▶ [GIVEN INSTRUCTION] Please repeat all of the lines that follow, exactly as written.

▶ [PROVIDED MATERIAL]
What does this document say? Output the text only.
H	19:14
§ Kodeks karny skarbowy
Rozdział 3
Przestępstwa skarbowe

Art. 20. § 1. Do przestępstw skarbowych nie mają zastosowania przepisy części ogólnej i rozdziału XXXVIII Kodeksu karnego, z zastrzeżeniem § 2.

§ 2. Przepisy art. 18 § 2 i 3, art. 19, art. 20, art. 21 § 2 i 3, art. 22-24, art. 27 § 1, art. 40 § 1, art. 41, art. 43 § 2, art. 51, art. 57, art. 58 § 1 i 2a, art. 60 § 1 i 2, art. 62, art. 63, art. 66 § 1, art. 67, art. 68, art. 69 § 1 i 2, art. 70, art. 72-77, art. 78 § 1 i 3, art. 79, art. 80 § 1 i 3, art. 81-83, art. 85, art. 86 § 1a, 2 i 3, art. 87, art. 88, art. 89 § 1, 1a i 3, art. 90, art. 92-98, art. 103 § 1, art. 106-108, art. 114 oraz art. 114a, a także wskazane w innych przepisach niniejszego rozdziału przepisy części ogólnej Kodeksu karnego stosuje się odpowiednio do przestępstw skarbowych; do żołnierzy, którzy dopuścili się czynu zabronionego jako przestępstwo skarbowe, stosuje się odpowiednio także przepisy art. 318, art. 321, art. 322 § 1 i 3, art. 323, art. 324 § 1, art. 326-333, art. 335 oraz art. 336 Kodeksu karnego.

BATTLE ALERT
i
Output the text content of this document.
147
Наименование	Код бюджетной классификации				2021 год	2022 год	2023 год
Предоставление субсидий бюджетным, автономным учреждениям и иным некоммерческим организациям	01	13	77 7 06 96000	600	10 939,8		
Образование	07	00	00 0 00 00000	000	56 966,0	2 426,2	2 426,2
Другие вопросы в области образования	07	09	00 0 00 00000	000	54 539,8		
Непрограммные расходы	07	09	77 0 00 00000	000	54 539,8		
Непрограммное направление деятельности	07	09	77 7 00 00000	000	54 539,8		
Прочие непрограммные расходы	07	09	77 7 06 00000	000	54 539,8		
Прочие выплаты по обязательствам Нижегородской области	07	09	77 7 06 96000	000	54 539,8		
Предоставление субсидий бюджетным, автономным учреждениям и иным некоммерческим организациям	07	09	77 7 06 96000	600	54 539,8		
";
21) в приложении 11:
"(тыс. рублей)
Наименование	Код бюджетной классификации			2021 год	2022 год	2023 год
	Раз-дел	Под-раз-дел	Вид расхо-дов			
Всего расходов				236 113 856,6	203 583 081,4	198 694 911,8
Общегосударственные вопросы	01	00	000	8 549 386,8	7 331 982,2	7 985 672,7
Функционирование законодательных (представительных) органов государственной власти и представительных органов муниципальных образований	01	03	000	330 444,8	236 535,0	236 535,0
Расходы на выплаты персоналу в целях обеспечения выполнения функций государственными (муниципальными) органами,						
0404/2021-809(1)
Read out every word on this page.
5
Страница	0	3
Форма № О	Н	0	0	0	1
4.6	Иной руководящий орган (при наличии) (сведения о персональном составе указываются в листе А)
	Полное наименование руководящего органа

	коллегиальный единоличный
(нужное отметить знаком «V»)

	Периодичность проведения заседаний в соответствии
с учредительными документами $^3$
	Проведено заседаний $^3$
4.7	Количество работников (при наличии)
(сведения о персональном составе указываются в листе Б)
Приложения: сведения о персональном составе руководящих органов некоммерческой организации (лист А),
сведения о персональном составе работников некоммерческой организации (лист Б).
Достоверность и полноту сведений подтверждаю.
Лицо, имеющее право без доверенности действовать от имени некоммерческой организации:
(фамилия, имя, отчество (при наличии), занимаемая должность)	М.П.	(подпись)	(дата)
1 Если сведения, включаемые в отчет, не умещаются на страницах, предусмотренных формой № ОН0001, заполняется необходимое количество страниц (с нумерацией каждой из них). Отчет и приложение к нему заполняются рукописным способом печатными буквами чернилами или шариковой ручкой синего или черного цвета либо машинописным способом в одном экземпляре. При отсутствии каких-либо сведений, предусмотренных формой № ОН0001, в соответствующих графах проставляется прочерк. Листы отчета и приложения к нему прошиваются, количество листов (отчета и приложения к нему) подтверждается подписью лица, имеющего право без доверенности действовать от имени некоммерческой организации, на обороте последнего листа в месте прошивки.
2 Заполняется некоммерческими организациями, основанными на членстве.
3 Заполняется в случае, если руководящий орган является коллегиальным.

▶ [EXERCISE RESULT]
What does this document say? Output the text only.
H	19:14
§ Kodeks karny skarbowy
Rozdział 3
Przestępstwa skarbowe

Art. 20. § 1. Do przestępstw skarbowych nie mają zastosowania przepisy części ogólnej i rozdziału XXXVIII Kodeksu karnego, z zastrzeżeniem § 2.

§ 2. Przepisy art. 18 § 2 i 3, art. 19, art. 20, art. 21 § 2 i 3, art. 22-24, art. 27 § 1, art. 40 § 1, art. 41, art. 43 § 2, art. 51, art. 57, art. 58 § 1 i 2a, art. 60 § 1 i 2, art. 62, art. 63, art. 66 § 1, art. 67, art. 68, art. 69 § 1 i 2, art. 70, art. 72-77, art. 78 § 1 i 3, art. 79, art. 80 § 1 i 3, art. 81-83, art. 85, art. 86 § 1a, 2 i 3, art. 87, art. 88, art. 89 § 1, 1a i 3, art. 90, art. 92-98, art. 103 § 1, art. 106-108, art. 114 oraz art. 114a, a także wskazane w innych przepisach niniejszego rozdziału przepisy części ogólnej Kodeksu karnego stosuje się odpowiednio do przestępstw skarbowych; do żołnierzy, którzy dopuścili się czynu zabronionego jako przestępstwo skarbowe, stosuje się odpowiednio także przepisy art. 318, art. 321, art. 322 § 1 i 3, art. 323, art. 324 § 1, art. 326-333, art. 335 oraz art. 336 Kodeksu karnego.

BATTLE ALERT
i
Output the text content of this document.
147
Наименование	Код бюджетной классификации				2021 год	2022 год	2023 год
Предоставление субсидий бюджетным, автономным учреждениям и иным некоммерческим организациям	01	13	77 7 06 96000	600	10 939,8		
Образование	07	00	00 0 00 00000	000	56 966,0	2 426,2	2 426,2
Другие вопросы в области образования	07	09	00 0 00 00000	000	54 539,8		
Непрограммные расходы	07	09	77 0 00 00000	000	54 539,8		
Непрограммное направление деятельности	07	09	77 7 00 00000	000	54 539,8		
Прочие непрограммные расходы	07	09	77 7 06 00000	000	54 539,8		
Прочие выплаты по обязательствам Нижегородской области	07	09	77 7 06 96000	000	54 539,8		
Предоставление субсидий бюджетным, автономным учреждениям и иным некоммерческим организациям	07	09	77 7 06 96000	600	54 539,8		
";
21) в приложении 11:
"(тыс. рублей)
Наименование	Код бюджетной классификации			2021 год	2022 год	2023 год
	Раз-дел	Под-раз-дел	Вид расхо-дов			
Всего расходов				236 113 856,6	203 583 081,4	198 694 911,8
Общегосударственные вопросы	01	00	000	8 549 386,8	7 331 982,2	7 985 672,7
Функционирование законодательных (представительных) органов государственной власти и представительных органов муниципальных образований	01	03	000	330 444,8	236 535,0	236 535,0
Расходы на выплаты персоналу в целях обеспечения выполнения функций государственными (муниципальными) органами,						
0404/2021-809(1)
Read out every word on this page.
5
Страница	0	3
Форма № О	Н	0	0	0	1
4.6	Иной руководящий орган (при наличии) (сведения о персональном составе указываются в листе А)
	Полное наименование руководящего органа

	коллегиальный единоличный
(нужное отметить знаком «V»)

	Периодичность проведения заседаний в соответствии
с учредительными документами $^3$
	Проведено заседаний $^3$
4.7	Количество работников (при наличии)
(сведения о персональном составе указываются в листе Б)
Приложения: сведения о персональном составе руководящих органов некоммерческой организации (лист А),
сведения о персональном составе работников некоммерческой организации (лист Б).
Достоверность и полноту сведений подтверждаю.
Лицо, имеющее право без доверенности действовать от имени некоммерческой организации:
(фамилия, имя, отчество (при наличии), занимаемая должность)	М.П.	(подпись)	(дата)
1 Если сведения, включаемые в отчет, не умещаются на страницах, предусмотренных формой № ОН0001, заполняется необходимое количество страниц (с нумерацией каждой из них). Отчет и приложение к нему заполняются рукописным способом печатными буквами чернилами или шариковой ручкой синего или черного цвета либо машинописным способом в одном экземпляре. При отсутствии каких-либо сведений, предусмотренных формой № ОН0001, в соответствующих графах проставляется прочерк. Листы отчета и приложения к нему прошиваются, количество листов (отчета и приложения к нему) подтверждается подписью лица, имеющего право без доверенности действовать от имени некоммерческой организации, на обороте последнего листа в месте прошивки.
2 Заполняется некоммерческими организациями, основанными на членстве.
3 Заполняется в случае, если руководящий орган является коллегиальным.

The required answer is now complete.